* [Task statement]:
Please transcribe the data that follows without the pictures, keeping every word the same.

* [Dataset records]:

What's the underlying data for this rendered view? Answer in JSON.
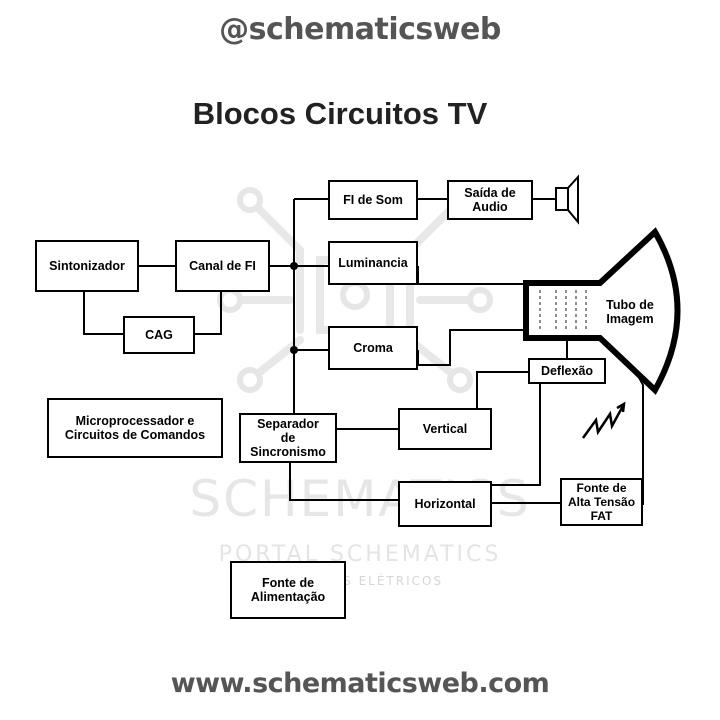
{
  "header": {
    "handle": "@schematicsweb"
  },
  "diagram": {
    "title": "Blocos Circuitos TV",
    "blocks": {
      "sintonizador": "Sintonizador",
      "canal_fi": "Canal de FI",
      "cag": "CAG",
      "fi_som": "FI de Som",
      "saida_audio": "Saída de\nAudio",
      "luminancia": "Luminancia",
      "croma": "Croma",
      "tubo_imagem": "Tubo de\nImagem",
      "deflexao": "Deflexão",
      "microprocessador": "Microprocessador e\nCircuitos de Comandos",
      "separador": "Separador\nde\nSincronismo",
      "vertical": "Vertical",
      "horizontal": "Horizontal",
      "fonte_alta_tensao": "Fonte de\nAlta Tensão\nFAT",
      "fonte_alimentacao": "Fonte de\nAlimentação"
    }
  },
  "watermark": {
    "brand": "SCHEMATICS",
    "portal": "PORTAL SCHEMATICS",
    "tagline": "SISTEMAS ELÉTRICOS"
  },
  "footer": {
    "url": "www.schematicsweb.com"
  },
  "colors": {
    "line": "#000000",
    "text_gray": "#555555",
    "watermark": "#e6e6e6"
  },
  "icons": [
    "speaker-icon",
    "lightning-bolt-icon",
    "crt-tube-icon",
    "circuit-watermark-icon"
  ]
}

* [Answer to this exercise]:
What's the underlying data for this rendered view? Answer in JSON.
{
  "header": {
    "handle": "@schematicsweb"
  },
  "diagram": {
    "title": "Blocos Circuitos TV",
    "blocks": {
      "sintonizador": "Sintonizador",
      "canal_fi": "Canal de FI",
      "cag": "CAG",
      "fi_som": "FI de Som",
      "saida_audio": "Saída de\nAudio",
      "luminancia": "Luminancia",
      "croma": "Croma",
      "tubo_imagem": "Tubo de\nImagem",
      "deflexao": "Deflexão",
      "microprocessador": "Microprocessador e\nCircuitos de Comandos",
      "separador": "Separador\nde\nSincronismo",
      "vertical": "Vertical",
      "horizontal": "Horizontal",
      "fonte_alta_tensao": "Fonte de\nAlta Tensão\nFAT",
      "fonte_alimentacao": "Fonte de\nAlimentação"
    }
  },
  "watermark": {
    "brand": "SCHEMATICS",
    "portal": "PORTAL SCHEMATICS",
    "tagline": "SISTEMAS ELÉTRICOS"
  },
  "footer": {
    "url": "www.schematicsweb.com"
  },
  "colors": {
    "line": "#000000",
    "text_gray": "#555555",
    "watermark": "#e6e6e6"
  },
  "icons": [
    "speaker-icon",
    "lightning-bolt-icon",
    "crt-tube-icon",
    "circuit-watermark-icon"
  ]
}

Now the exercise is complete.